## Stored items from a collection
══════════

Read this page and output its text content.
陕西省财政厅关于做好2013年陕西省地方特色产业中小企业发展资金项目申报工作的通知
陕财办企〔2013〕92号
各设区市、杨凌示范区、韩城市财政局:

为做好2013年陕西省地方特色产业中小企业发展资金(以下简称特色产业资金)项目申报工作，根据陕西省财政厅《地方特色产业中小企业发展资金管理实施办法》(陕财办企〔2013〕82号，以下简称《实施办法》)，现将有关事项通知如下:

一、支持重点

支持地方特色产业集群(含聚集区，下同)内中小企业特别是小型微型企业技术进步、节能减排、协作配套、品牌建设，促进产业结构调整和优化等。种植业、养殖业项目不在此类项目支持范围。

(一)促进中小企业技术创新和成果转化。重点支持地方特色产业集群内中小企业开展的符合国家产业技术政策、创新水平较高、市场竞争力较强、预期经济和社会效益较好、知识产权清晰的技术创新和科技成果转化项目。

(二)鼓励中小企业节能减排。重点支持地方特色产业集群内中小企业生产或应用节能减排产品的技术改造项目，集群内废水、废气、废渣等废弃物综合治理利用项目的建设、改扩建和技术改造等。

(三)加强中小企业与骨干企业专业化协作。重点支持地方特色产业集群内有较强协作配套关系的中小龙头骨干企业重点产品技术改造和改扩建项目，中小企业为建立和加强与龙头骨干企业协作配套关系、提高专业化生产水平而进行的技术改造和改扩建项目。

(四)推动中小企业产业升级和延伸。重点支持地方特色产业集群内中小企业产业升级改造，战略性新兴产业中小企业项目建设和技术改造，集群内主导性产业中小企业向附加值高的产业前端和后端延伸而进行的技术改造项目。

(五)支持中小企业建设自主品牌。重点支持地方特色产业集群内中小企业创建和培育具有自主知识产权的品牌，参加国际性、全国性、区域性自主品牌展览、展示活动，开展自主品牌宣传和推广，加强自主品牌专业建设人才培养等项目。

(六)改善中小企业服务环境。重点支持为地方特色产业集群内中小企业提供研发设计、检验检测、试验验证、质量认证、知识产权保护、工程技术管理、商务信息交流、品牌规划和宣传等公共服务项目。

══════════

## TASK DESCRIPTION
Reproduce each record shown above without altering a single word.

## SOLUTION BELOW
Read this page and output its text content.
陕西省财政厅关于做好2013年陕西省地方特色产业中小企业发展资金项目申报工作的通知
陕财办企〔2013〕92号
各设区市、杨凌示范区、韩城市财政局:

为做好2013年陕西省地方特色产业中小企业发展资金(以下简称特色产业资金)项目申报工作，根据陕西省财政厅《地方特色产业中小企业发展资金管理实施办法》(陕财办企〔2013〕82号，以下简称《实施办法》)，现将有关事项通知如下:

一、支持重点

支持地方特色产业集群(含聚集区，下同)内中小企业特别是小型微型企业技术进步、节能减排、协作配套、品牌建设，促进产业结构调整和优化等。种植业、养殖业项目不在此类项目支持范围。

(一)促进中小企业技术创新和成果转化。重点支持地方特色产业集群内中小企业开展的符合国家产业技术政策、创新水平较高、市场竞争力较强、预期经济和社会效益较好、知识产权清晰的技术创新和科技成果转化项目。

(二)鼓励中小企业节能减排。重点支持地方特色产业集群内中小企业生产或应用节能减排产品的技术改造项目，集群内废水、废气、废渣等废弃物综合治理利用项目的建设、改扩建和技术改造等。

(三)加强中小企业与骨干企业专业化协作。重点支持地方特色产业集群内有较强协作配套关系的中小龙头骨干企业重点产品技术改造和改扩建项目，中小企业为建立和加强与龙头骨干企业协作配套关系、提高专业化生产水平而进行的技术改造和改扩建项目。

(四)推动中小企业产业升级和延伸。重点支持地方特色产业集群内中小企业产业升级改造，战略性新兴产业中小企业项目建设和技术改造，集群内主导性产业中小企业向附加值高的产业前端和后端延伸而进行的技术改造项目。

(五)支持中小企业建设自主品牌。重点支持地方特色产业集群内中小企业创建和培育具有自主知识产权的品牌，参加国际性、全国性、区域性自主品牌展览、展示活动，开展自主品牌宣传和推广，加强自主品牌专业建设人才培养等项目。

(六)改善中小企业服务环境。重点支持为地方特色产业集群内中小企业提供研发设计、检验检测、试验验证、质量认证、知识产权保护、工程技术管理、商务信息交流、品牌规划和宣传等公共服务项目。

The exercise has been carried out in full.